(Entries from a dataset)
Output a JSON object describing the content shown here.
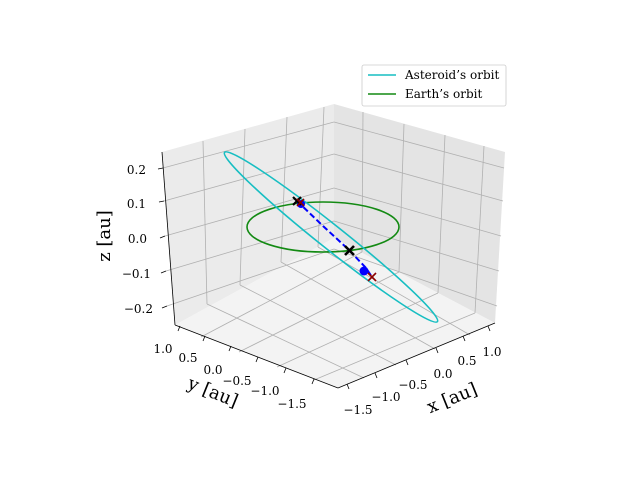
{
  "chart_data": {
    "type": "line3d",
    "xlabel": "x [au]",
    "ylabel": "y [au]",
    "zlabel": "z [au]",
    "xticks": [
      "−1.5",
      "−1.0",
      "−0.5",
      "0.0",
      "0.5",
      "1.0"
    ],
    "yticks": [
      "1.0",
      "0.5",
      "0.0",
      "−0.5",
      "−1.0",
      "−1.5"
    ],
    "zticks": [
      "0.2",
      "0.1",
      "0.0",
      "−0.1",
      "−0.2"
    ],
    "legend": [
      "Asteroid’s orbit",
      "Earth’s orbit"
    ],
    "legend_position": "top-right",
    "grid": true,
    "colors": {
      "asteroid_orbit": "#17bec2",
      "earth_orbit": "#138a13",
      "trajectory": "#0000ff",
      "marker_black": "#000000",
      "marker_red": "#8b0000",
      "marker_blue": "#0000ff"
    }
  }
}
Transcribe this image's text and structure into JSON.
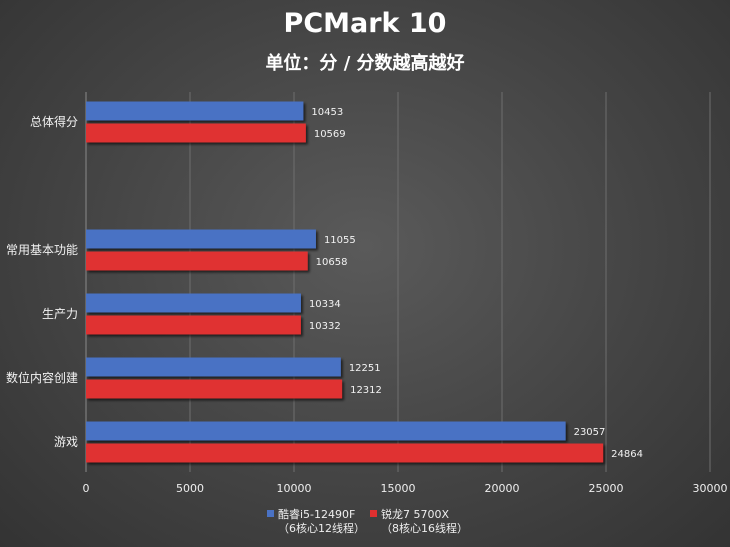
{
  "chart_data": {
    "type": "bar",
    "orientation": "horizontal",
    "title": "PCMark 10",
    "subtitle": "单位：分 / 分数越高越好",
    "categories": [
      "总体得分",
      "常用基本功能",
      "生产力",
      "数位内容创建",
      "游戏"
    ],
    "series": [
      {
        "name": "酷睿i5-12490F",
        "name_sub": "（6核心12线程）",
        "color": "#4a72c4",
        "values": [
          10453,
          11055,
          10334,
          12251,
          23057
        ]
      },
      {
        "name": "锐龙7 5700X",
        "name_sub": "（8核心16线程）",
        "color": "#e03030",
        "values": [
          10569,
          10658,
          10332,
          12312,
          24864
        ]
      }
    ],
    "xlim": [
      0,
      30000
    ],
    "xticks": [
      0,
      5000,
      10000,
      15000,
      20000,
      25000,
      30000
    ],
    "grid": true,
    "legend_position": "bottom"
  }
}
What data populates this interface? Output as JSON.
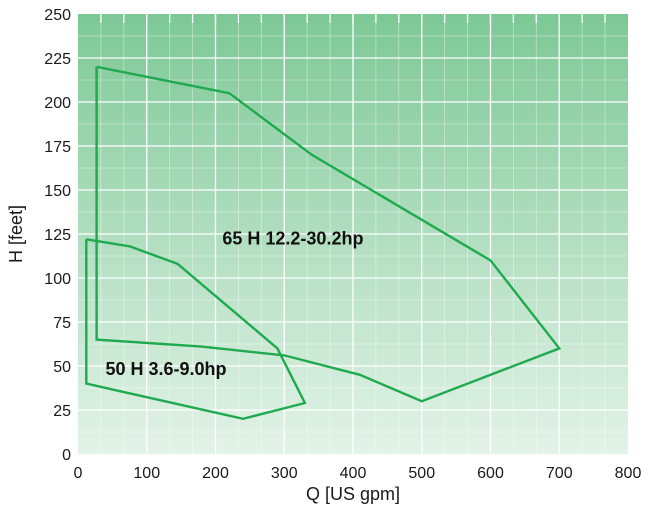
{
  "chart_data": {
    "type": "line",
    "title": "",
    "xlabel": "Q [US gpm]",
    "ylabel": "H [feet]",
    "xlim": [
      0,
      800
    ],
    "ylim": [
      0,
      250
    ],
    "xticks": [
      0,
      100,
      200,
      300,
      400,
      500,
      600,
      700,
      800
    ],
    "yticks": [
      0,
      25,
      50,
      75,
      100,
      125,
      150,
      175,
      200,
      225,
      250
    ],
    "x_minor_step": 33.33,
    "y_minor_step": 12.5,
    "grid": true,
    "line_color": "#1faa4f",
    "background_gradient": [
      "#7dc896",
      "#e3f3e8"
    ],
    "series": [
      {
        "name": "65 H 12.2-30.2hp",
        "points": [
          [
            27,
            220
          ],
          [
            220,
            205
          ],
          [
            340,
            170
          ],
          [
            600,
            110
          ],
          [
            700,
            60
          ],
          [
            500,
            30
          ],
          [
            410,
            45
          ],
          [
            300,
            56
          ],
          [
            180,
            61
          ],
          [
            27,
            65
          ],
          [
            27,
            220
          ]
        ]
      },
      {
        "name": "50 H 3.6-9.0hp",
        "points": [
          [
            12,
            122
          ],
          [
            75,
            118
          ],
          [
            145,
            108
          ],
          [
            290,
            60
          ],
          [
            330,
            29
          ],
          [
            240,
            20
          ],
          [
            12,
            40
          ],
          [
            12,
            122
          ]
        ]
      }
    ],
    "annotations": [
      {
        "text": "65 H 12.2-30.2hp",
        "x": 210,
        "y": 119
      },
      {
        "text": "50 H 3.6-9.0hp",
        "x": 40,
        "y": 45
      }
    ]
  }
}
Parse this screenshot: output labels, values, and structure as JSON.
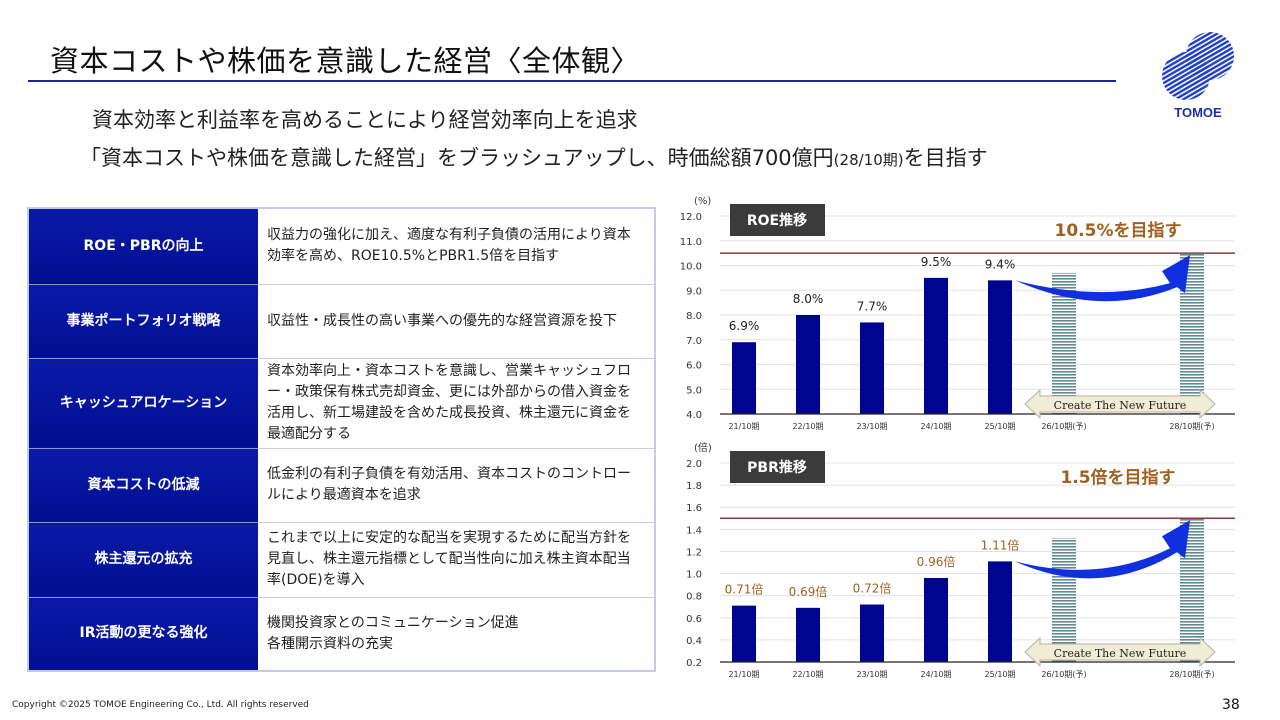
{
  "header": {
    "title": "資本コストや株価を意識した経営〈全体観〉",
    "logo_text": "TOMOE"
  },
  "subtitle": {
    "line1": "資本効率と利益率を高めることにより経営効率向上を追求",
    "line2_main": "「資本コストや株価を意識した経営」をブラッシュアップし、時価総額700億円",
    "line2_small": "(28/10期)",
    "line2_end": "を目指す"
  },
  "table": {
    "rows": [
      {
        "heading": "ROE・PBRの向上",
        "text": "収益力の強化に加え、適度な有利子負債の活用により資本効率を高め、ROE10.5%とPBR1.5倍を目指す"
      },
      {
        "heading": "事業ポートフォリオ戦略",
        "text": "収益性・成長性の高い事業への優先的な経営資源を投下"
      },
      {
        "heading": "キャッシュアロケーション",
        "text": "資本効率向上・資本コストを意識し、営業キャッシュフロー・政策保有株式売却資金、更には外部からの借入資金を活用し、新工場建設を含めた成長投資、株主還元に資金を最適配分する"
      },
      {
        "heading": "資本コストの低減",
        "text": "低金利の有利子負債を有効活用、資本コストのコントロールにより最適資本を追求"
      },
      {
        "heading": "株主還元の拡充",
        "text": "これまで以上に安定的な配当を実現するために配当方針を見直し、株主還元指標として配当性向に加え株主資本配当率(DOE)を導入"
      },
      {
        "heading": "IR活動の更なる強化",
        "text": "機関投資家とのコミュニケーション促進\n各種開示資料の充実"
      }
    ]
  },
  "chart_data": [
    {
      "type": "bar",
      "title": "ROE推移",
      "ylabel": "(%)",
      "ylim": [
        4.0,
        12.0
      ],
      "yticks": [
        "4.0",
        "5.0",
        "6.0",
        "7.0",
        "8.0",
        "9.0",
        "10.0",
        "11.0",
        "12.0"
      ],
      "categories": [
        "21/10期",
        "22/10期",
        "23/10期",
        "24/10期",
        "25/10期",
        "26/10期(予)",
        "28/10期(予)"
      ],
      "values": [
        6.9,
        8.0,
        7.7,
        9.5,
        9.4,
        9.7,
        10.5
      ],
      "labels": [
        "6.9%",
        "8.0%",
        "7.7%",
        "9.5%",
        "9.4%",
        "",
        ""
      ],
      "forecast": [
        false,
        false,
        false,
        false,
        false,
        true,
        true
      ],
      "target": 10.5,
      "target_label": "10.5%を目指す",
      "banner": "Create The New Future",
      "grid": true,
      "colors": {
        "bar": "#00058f",
        "forecast": "#5f8a96",
        "target_line": "#8b3a3a",
        "label": "#222222",
        "target_text": "#a0601e",
        "arrow": "#1030e0"
      }
    },
    {
      "type": "bar",
      "title": "PBR推移",
      "ylabel": "(倍)",
      "ylim": [
        0.2,
        2.0
      ],
      "yticks": [
        "0.2",
        "0.4",
        "0.6",
        "0.8",
        "1.0",
        "1.2",
        "1.4",
        "1.6",
        "1.8",
        "2.0"
      ],
      "categories": [
        "21/10期",
        "22/10期",
        "23/10期",
        "24/10期",
        "25/10期",
        "26/10期(予)",
        "28/10期(予)"
      ],
      "values": [
        0.71,
        0.69,
        0.72,
        0.96,
        1.11,
        1.32,
        1.5
      ],
      "labels": [
        "0.71倍",
        "0.69倍",
        "0.72倍",
        "0.96倍",
        "1.11倍",
        "",
        ""
      ],
      "forecast": [
        false,
        false,
        false,
        false,
        false,
        true,
        true
      ],
      "target": 1.5,
      "target_label": "1.5倍を目指す",
      "banner": "Create The New Future",
      "grid": true,
      "colors": {
        "bar": "#00058f",
        "forecast": "#5f8a96",
        "target_line": "#8b3a3a",
        "label": "#a0601e",
        "target_text": "#a0601e",
        "arrow": "#1030e0"
      }
    }
  ],
  "footer": {
    "copyright": "Copyright ©2025 TOMOE Engineering Co., Ltd. All rights reserved",
    "page": "38"
  }
}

=== YOUR TASK ===
Each line that contains the word "heading" counts toward the total; give only that total.

=== FINISHED ANSWER ===
6